# Task
Filter the material below down to the lines with the word "nreactions" and give those lines.
==== Stored data ====
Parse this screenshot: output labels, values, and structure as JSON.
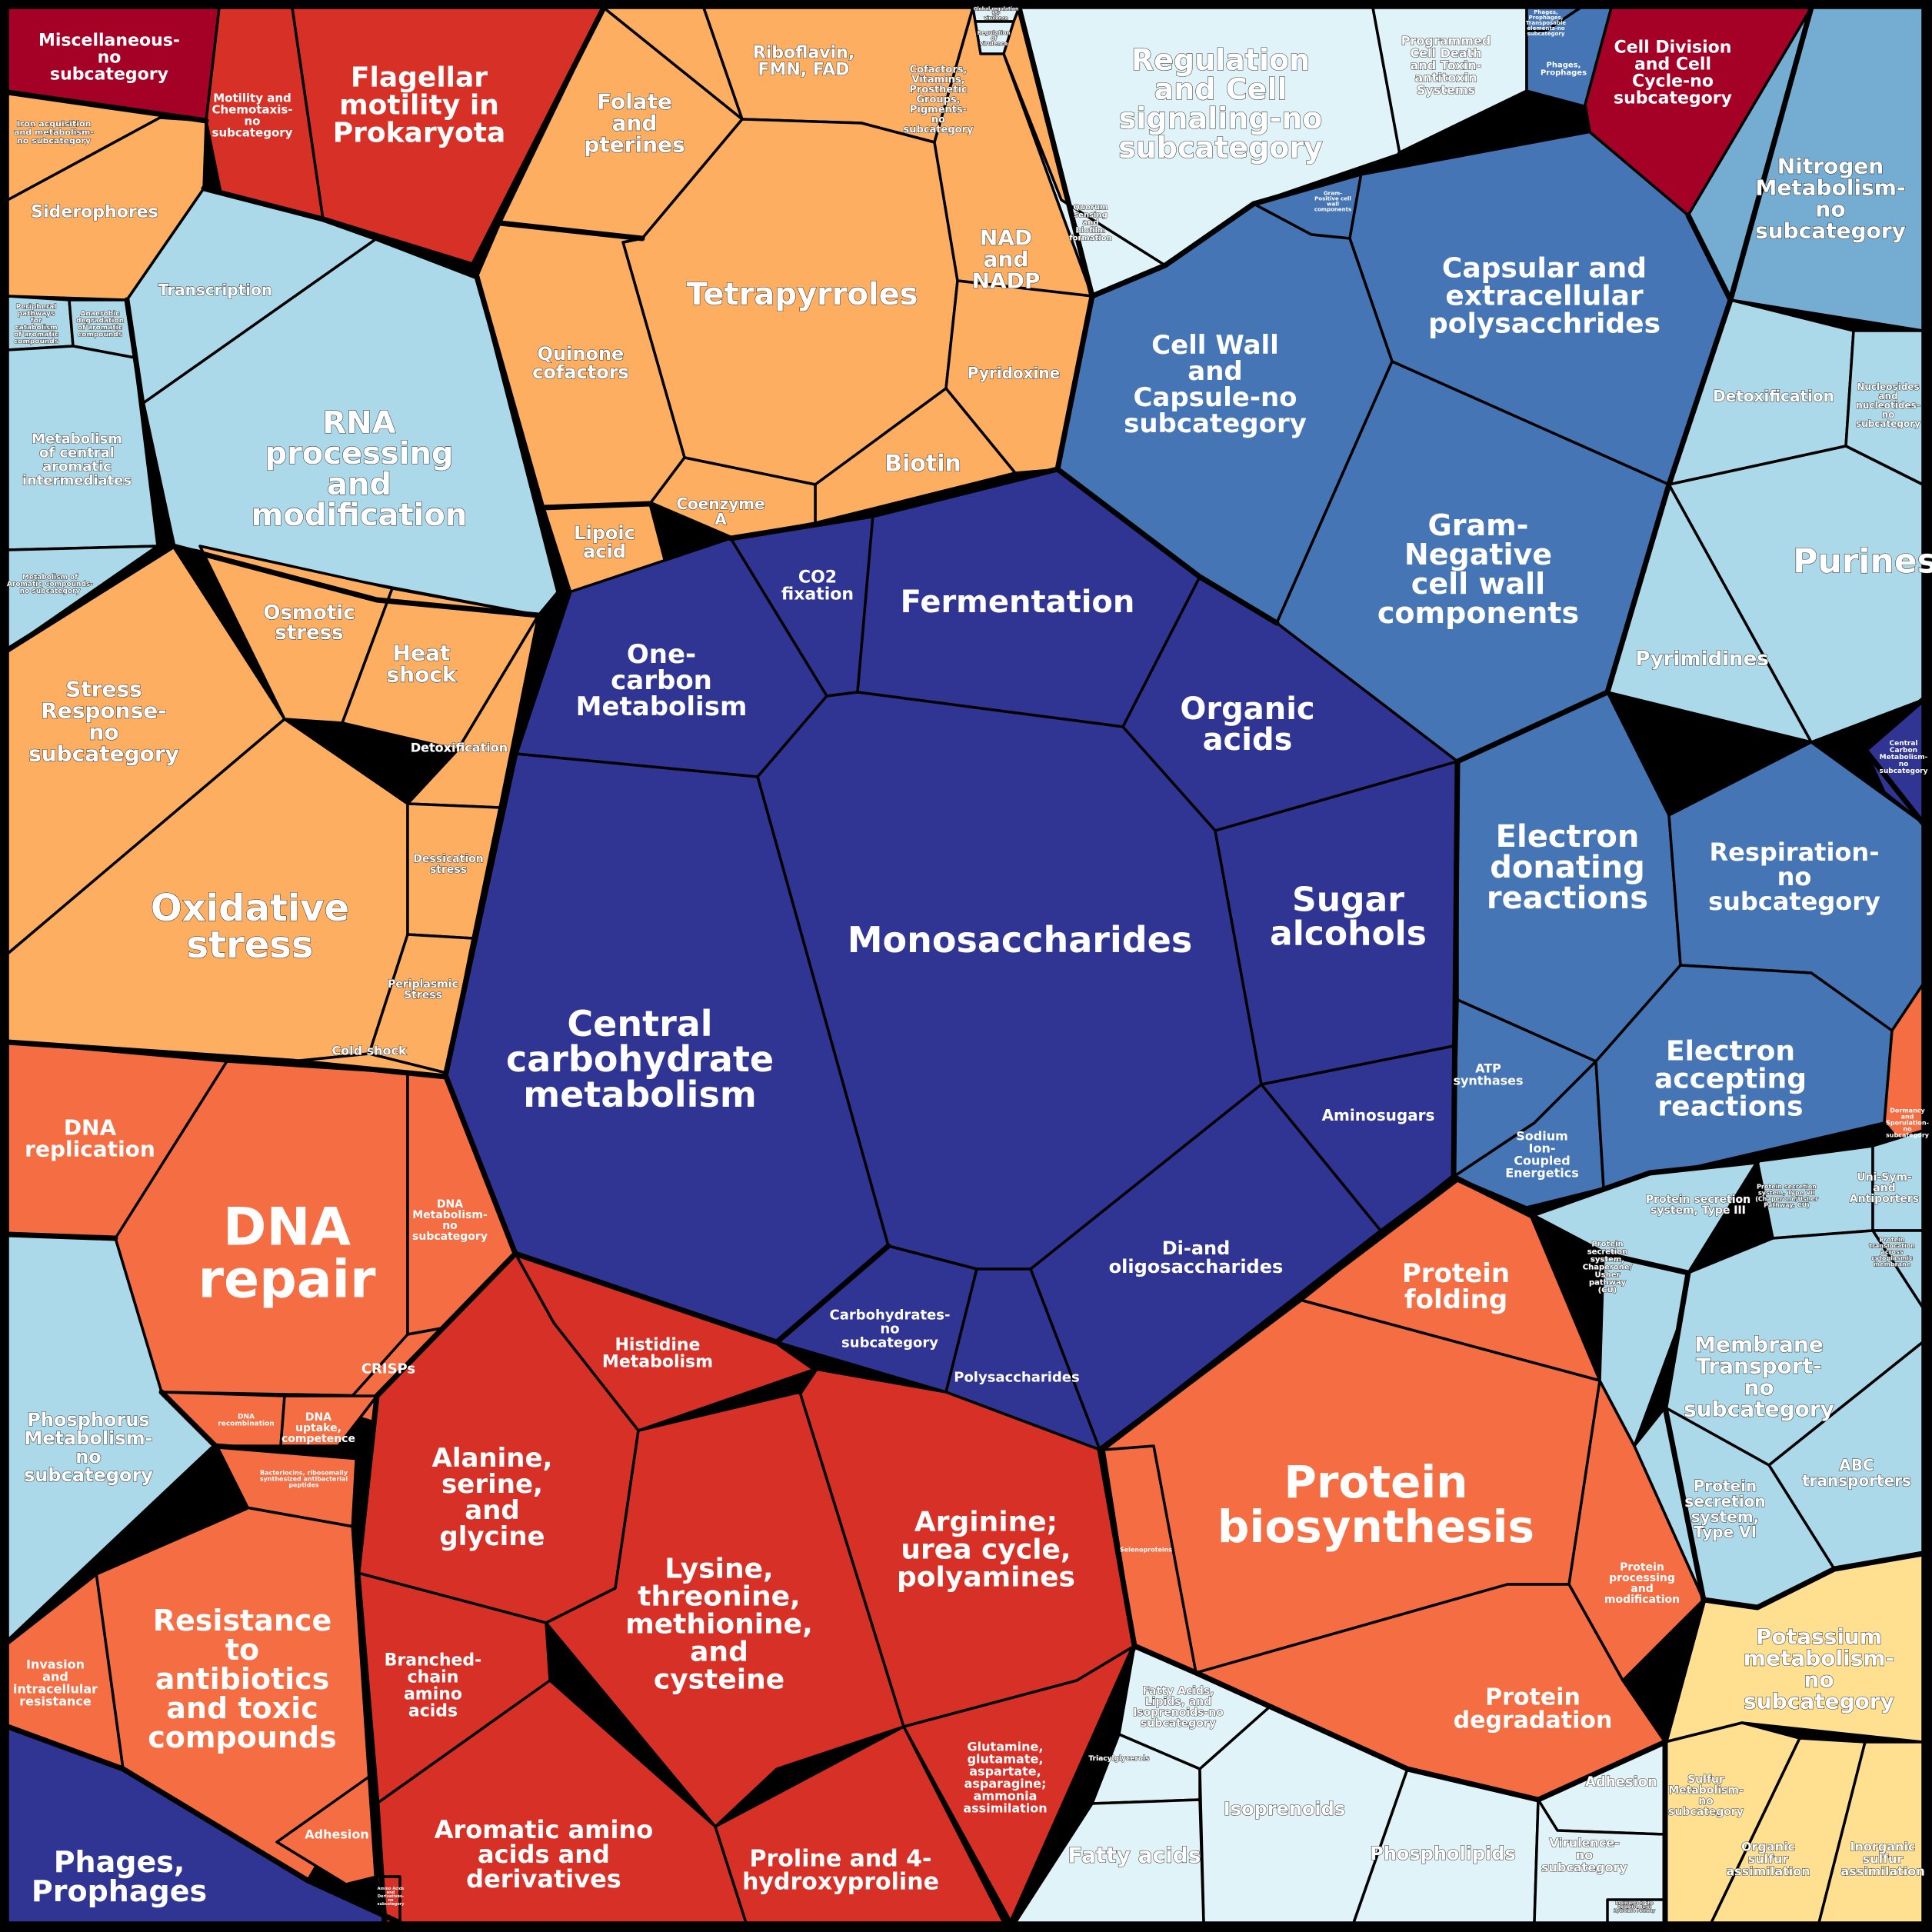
{
  "colors": {
    "navy": "#303593",
    "steel": "#4575b4",
    "skyblue": "#74add1",
    "lightblue": "#abd9e9",
    "paleblue": "#e0f3f8",
    "paleyellow": "#fee090",
    "orange": "#fdae61",
    "redorange": "#f46d43",
    "red": "#d73027",
    "crimson": "#a50026"
  },
  "cells": [
    {
      "id": "misc-no-subcategory",
      "label": "Miscellaneous-\nno\nsubcategory",
      "color": "crimson"
    },
    {
      "id": "motility-no-subcategory",
      "label": "Motility and\nChemotaxis-\nno\nsubcategory",
      "color": "red"
    },
    {
      "id": "flagellar-motility",
      "label": "Flagellar\nmotility in\nProkaryota",
      "color": "red"
    },
    {
      "id": "iron-acquisition",
      "label": "Iron acquisition\nand metabolism-\nno subcategory",
      "color": "orange"
    },
    {
      "id": "siderophores",
      "label": "Siderophores",
      "color": "orange"
    },
    {
      "id": "transcription",
      "label": "Transcription",
      "color": "lightblue"
    },
    {
      "id": "peripheral-pathways",
      "label": "Peripheral\npathways\nfor\ncatabolism\nof aromatic\ncompounds",
      "color": "lightblue"
    },
    {
      "id": "anaerobic-degradation",
      "label": "Anaerobic\ndegradation\nof aromatic\ncompounds",
      "color": "lightblue"
    },
    {
      "id": "central-aromatic",
      "label": "Metabolism\nof central\naromatic\nintermediates",
      "color": "lightblue"
    },
    {
      "id": "aromatic-no-subcategory",
      "label": "Metabolism of\nAromatic Compounds-\nno subcategory",
      "color": "lightblue"
    },
    {
      "id": "rna-processing",
      "label": "RNA\nprocessing\nand\nmodification",
      "color": "lightblue"
    },
    {
      "id": "folate",
      "label": "Folate\nand\npterines",
      "color": "orange"
    },
    {
      "id": "riboflavin",
      "label": "Riboflavin,\nFMN, FAD",
      "color": "orange"
    },
    {
      "id": "cofactors-no-subcategory",
      "label": "Cofactors,\nVitamins,\nProsthetic\nGroups,\nPigments-\nno\nsubcategory",
      "color": "orange"
    },
    {
      "id": "tetrapyrroles",
      "label": "Tetrapyrroles",
      "color": "orange"
    },
    {
      "id": "nad-nadp",
      "label": "NAD\nand\nNADP",
      "color": "orange"
    },
    {
      "id": "quinone-cofactors",
      "label": "Quinone\ncofactors",
      "color": "orange"
    },
    {
      "id": "pyridoxine",
      "label": "Pyridoxine",
      "color": "orange"
    },
    {
      "id": "biotin",
      "label": "Biotin",
      "color": "orange"
    },
    {
      "id": "coenzyme-a",
      "label": "Coenzyme\nA",
      "color": "orange"
    },
    {
      "id": "lipoic-acid",
      "label": "Lipoic\nacid",
      "color": "orange"
    },
    {
      "id": "global-regulation",
      "label": "Global regulation\nfor\nvirulence",
      "color": "paleblue"
    },
    {
      "id": "regulation-of-virulence",
      "label": "Regulation\nof\nvirulence",
      "color": "paleblue"
    },
    {
      "id": "regulation-no-subcategory",
      "label": "Regulation\nand Cell\nsignaling-no\nsubcategory",
      "color": "paleblue"
    },
    {
      "id": "quorum-sensing",
      "label": "Quorum\nsensing\nand\nbiofilm\nformation",
      "color": "paleblue"
    },
    {
      "id": "programmed-cell-death",
      "label": "Programmed\nCell Death\nand Toxin-\nantitoxin\nSystems",
      "color": "paleblue"
    },
    {
      "id": "phages-small",
      "label": "Phages,\nProphages,\nTransposable\nelements-no\nsubcategory",
      "color": "steel"
    },
    {
      "id": "phages-prophages-small",
      "label": "Phages,\nProphages",
      "color": "steel"
    },
    {
      "id": "cell-division",
      "label": "Cell Division\nand Cell\nCycle-no\nsubcategory",
      "color": "crimson"
    },
    {
      "id": "nitrogen-metabolism",
      "label": "Nitrogen\nMetabolism-\nno\nsubcategory",
      "color": "skyblue"
    },
    {
      "id": "gram-positive",
      "label": "Gram-\nPositive cell\nwall\ncomponents",
      "color": "steel"
    },
    {
      "id": "capsular",
      "label": "Capsular and\nextracellular\npolysacchrides",
      "color": "steel"
    },
    {
      "id": "cell-wall-no-subcategory",
      "label": "Cell Wall\nand\nCapsule-no\nsubcategory",
      "color": "steel"
    },
    {
      "id": "gram-negative",
      "label": "Gram-\nNegative\ncell wall\ncomponents",
      "color": "steel"
    },
    {
      "id": "detoxification-blue",
      "label": "Detoxification",
      "color": "lightblue"
    },
    {
      "id": "nucleosides",
      "label": "Nucleosides\nand\nnucleotides-\nno\nsubcategory",
      "color": "lightblue"
    },
    {
      "id": "purines",
      "label": "Purines",
      "color": "lightblue"
    },
    {
      "id": "pyrimidines",
      "label": "Pyrimidines",
      "color": "lightblue"
    },
    {
      "id": "central-carbon-small",
      "label": "Central\nCarbon\nMetabolism-\nno\nsubcategory",
      "color": "navy"
    },
    {
      "id": "co2-fixation",
      "label": "CO2\nfixation",
      "color": "navy"
    },
    {
      "id": "fermentation",
      "label": "Fermentation",
      "color": "navy"
    },
    {
      "id": "one-carbon",
      "label": "One-\ncarbon\nMetabolism",
      "color": "navy"
    },
    {
      "id": "organic-acids",
      "label": "Organic\nacids",
      "color": "navy"
    },
    {
      "id": "monosaccharides",
      "label": "Monosaccharides",
      "color": "navy"
    },
    {
      "id": "sugar-alcohols",
      "label": "Sugar\nalcohols",
      "color": "navy"
    },
    {
      "id": "central-carbohydrate",
      "label": "Central\ncarbohydrate\nmetabolism",
      "color": "navy"
    },
    {
      "id": "aminosugars",
      "label": "Aminosugars",
      "color": "navy"
    },
    {
      "id": "di-oligosaccharides",
      "label": "Di-and\noligosaccharides",
      "color": "navy"
    },
    {
      "id": "carbohydrates-no-subcategory",
      "label": "Carbohydrates-\nno\nsubcategory",
      "color": "navy"
    },
    {
      "id": "polysaccharides",
      "label": "Polysaccharides",
      "color": "navy"
    },
    {
      "id": "electron-donating",
      "label": "Electron\ndonating\nreactions",
      "color": "steel"
    },
    {
      "id": "respiration-no-subcategory",
      "label": "Respiration-\nno\nsubcategory",
      "color": "steel"
    },
    {
      "id": "atp-synthases",
      "label": "ATP\nsynthases",
      "color": "steel"
    },
    {
      "id": "sodium-ion",
      "label": "Sodium\nIon-\nCoupled\nEnergetics",
      "color": "steel"
    },
    {
      "id": "electron-accepting",
      "label": "Electron\naccepting\nreactions",
      "color": "steel"
    },
    {
      "id": "dormancy",
      "label": "Dormancy\nand\nSporulation-\nno\nsubcategory",
      "color": "redorange"
    },
    {
      "id": "osmotic-stress",
      "label": "Osmotic\nstress",
      "color": "orange"
    },
    {
      "id": "heat-shock",
      "label": "Heat\nshock",
      "color": "orange"
    },
    {
      "id": "stress-no-subcategory",
      "label": "Stress\nResponse-\nno\nsubcategory",
      "color": "orange"
    },
    {
      "id": "detoxification-orange",
      "label": "Detoxification",
      "color": "orange"
    },
    {
      "id": "oxidative-stress",
      "label": "Oxidative\nstress",
      "color": "orange"
    },
    {
      "id": "dessication-stress",
      "label": "Dessication\nstress",
      "color": "orange"
    },
    {
      "id": "periplasmic-stress",
      "label": "Periplasmic\nStress",
      "color": "orange"
    },
    {
      "id": "cold-shock",
      "label": "Cold shock",
      "color": "orange"
    },
    {
      "id": "dna-replication",
      "label": "DNA\nreplication",
      "color": "redorange"
    },
    {
      "id": "dna-repair",
      "label": "DNA\nrepair",
      "color": "redorange"
    },
    {
      "id": "dna-no-subcategory",
      "label": "DNA\nMetabolism-\nno\nsubcategory",
      "color": "redorange"
    },
    {
      "id": "crisps",
      "label": "CRISPs",
      "color": "redorange"
    },
    {
      "id": "dna-recombination",
      "label": "DNA\nrecombination",
      "color": "redorange"
    },
    {
      "id": "dna-uptake",
      "label": "DNA\nuptake,\ncompetence",
      "color": "redorange"
    },
    {
      "id": "phosphorus",
      "label": "Phosphorus\nMetabolism-\nno\nsubcategory",
      "color": "lightblue"
    },
    {
      "id": "bacteriocins",
      "label": "Bacteriocins, ribosomally\nsynthesized antibacterial\npeptides",
      "color": "redorange"
    },
    {
      "id": "resistance-antibiotics",
      "label": "Resistance\nto\nantibiotics\nand toxic\ncompounds",
      "color": "redorange"
    },
    {
      "id": "invasion",
      "label": "Invasion\nand\nintracellular\nresistance",
      "color": "redorange"
    },
    {
      "id": "adhesion-orange",
      "label": "Adhesion",
      "color": "redorange"
    },
    {
      "id": "phages-prophages",
      "label": "Phages,\nProphages",
      "color": "navy"
    },
    {
      "id": "histidine",
      "label": "Histidine\nMetabolism",
      "color": "red"
    },
    {
      "id": "alanine",
      "label": "Alanine,\nserine,\nand\nglycine",
      "color": "red"
    },
    {
      "id": "lysine",
      "label": "Lysine,\nthreonine,\nmethionine,\nand\ncysteine",
      "color": "red"
    },
    {
      "id": "arginine",
      "label": "Arginine;\nurea cycle,\npolyamines",
      "color": "red"
    },
    {
      "id": "branched-chain",
      "label": "Branched-\nchain\namino\nacids",
      "color": "red"
    },
    {
      "id": "aromatic-amino",
      "label": "Aromatic amino\nacids and\nderivatives",
      "color": "red"
    },
    {
      "id": "proline",
      "label": "Proline and 4-\nhydroxyproline",
      "color": "red"
    },
    {
      "id": "glutamine",
      "label": "Glutamine,\nglutamate,\naspartate,\nasparagine;\nammonia\nassimilation",
      "color": "red"
    },
    {
      "id": "amino-no-subcategory",
      "label": "Amino Acids\nand\nDerivatives-\nno\nsubcategory",
      "color": "red"
    },
    {
      "id": "protein-folding",
      "label": "Protein\nfolding",
      "color": "redorange"
    },
    {
      "id": "protein-biosynthesis",
      "label": "Protein\nbiosynthesis",
      "color": "redorange"
    },
    {
      "id": "selenoproteins",
      "label": "Selenoproteins",
      "color": "redorange"
    },
    {
      "id": "protein-processing",
      "label": "Protein\nprocessing\nand\nmodification",
      "color": "redorange"
    },
    {
      "id": "protein-degradation",
      "label": "Protein\ndegradation",
      "color": "redorange"
    },
    {
      "id": "protein-secretion-iii",
      "label": "Protein secretion\nsystem, Type III",
      "color": "lightblue"
    },
    {
      "id": "protein-secretion-vii",
      "label": "Protein secretion\nsystem, Type VII\n(Chaperone/Usher\nPathway, CU)",
      "color": "lightblue"
    },
    {
      "id": "uni-sym-antiporters",
      "label": "Uni-Sym-\nand\nAntiporters",
      "color": "lightblue"
    },
    {
      "id": "protein-secretion-cu",
      "label": "Protein\nsecretion\nsystem,\nChaperone/\nUsher\npathway\n(CU)",
      "color": "lightblue"
    },
    {
      "id": "protein-translocation",
      "label": "Protein\ntranslocation\nacross\ncytoplasmic\nmembrane",
      "color": "lightblue"
    },
    {
      "id": "membrane-transport",
      "label": "Membrane\nTransport-\nno\nsubcategory",
      "color": "lightblue"
    },
    {
      "id": "abc-transporters",
      "label": "ABC\ntransporters",
      "color": "lightblue"
    },
    {
      "id": "protein-secretion-vi",
      "label": "Protein\nsecretion\nsystem,\nType VI",
      "color": "lightblue"
    },
    {
      "id": "potassium",
      "label": "Potassium\nmetabolism-\nno\nsubcategory",
      "color": "paleyellow"
    },
    {
      "id": "sulfur-no-subcategory",
      "label": "Sulfur\nMetabolism-\nno\nsubcategory",
      "color": "paleyellow"
    },
    {
      "id": "organic-sulfur",
      "label": "Organic\nsulfur\nassimilation",
      "color": "paleyellow"
    },
    {
      "id": "inorganic-sulfur",
      "label": "Inorganic\nsulfur\nassimilation",
      "color": "paleyellow"
    },
    {
      "id": "fatty-acids-no-subcategory",
      "label": "Fatty Acids,\nLipids, and\nIsoprenoids-no\nsubcategory",
      "color": "paleblue"
    },
    {
      "id": "triacylglycerols",
      "label": "Triacylglycerols",
      "color": "paleblue"
    },
    {
      "id": "isoprenoids",
      "label": "Isoprenoids",
      "color": "paleblue"
    },
    {
      "id": "fatty-acids",
      "label": "Fatty acids",
      "color": "paleblue"
    },
    {
      "id": "phospholipids",
      "label": "Phospholipids",
      "color": "paleblue"
    },
    {
      "id": "adhesion-blue",
      "label": "Adhesion",
      "color": "paleblue"
    },
    {
      "id": "virulence-no-subcategory",
      "label": "Virulence-\nno\nsubcategory",
      "color": "paleblue"
    },
    {
      "id": "resistance-oxidative",
      "label": "Resistance to the\nOxidative Burst\nHydrolase Pathway",
      "color": "paleblue"
    }
  ]
}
====
# Exercise response
      "label": "Electron\ndonating\nreactions",
      "label": "Electron\naccepting\nreactions",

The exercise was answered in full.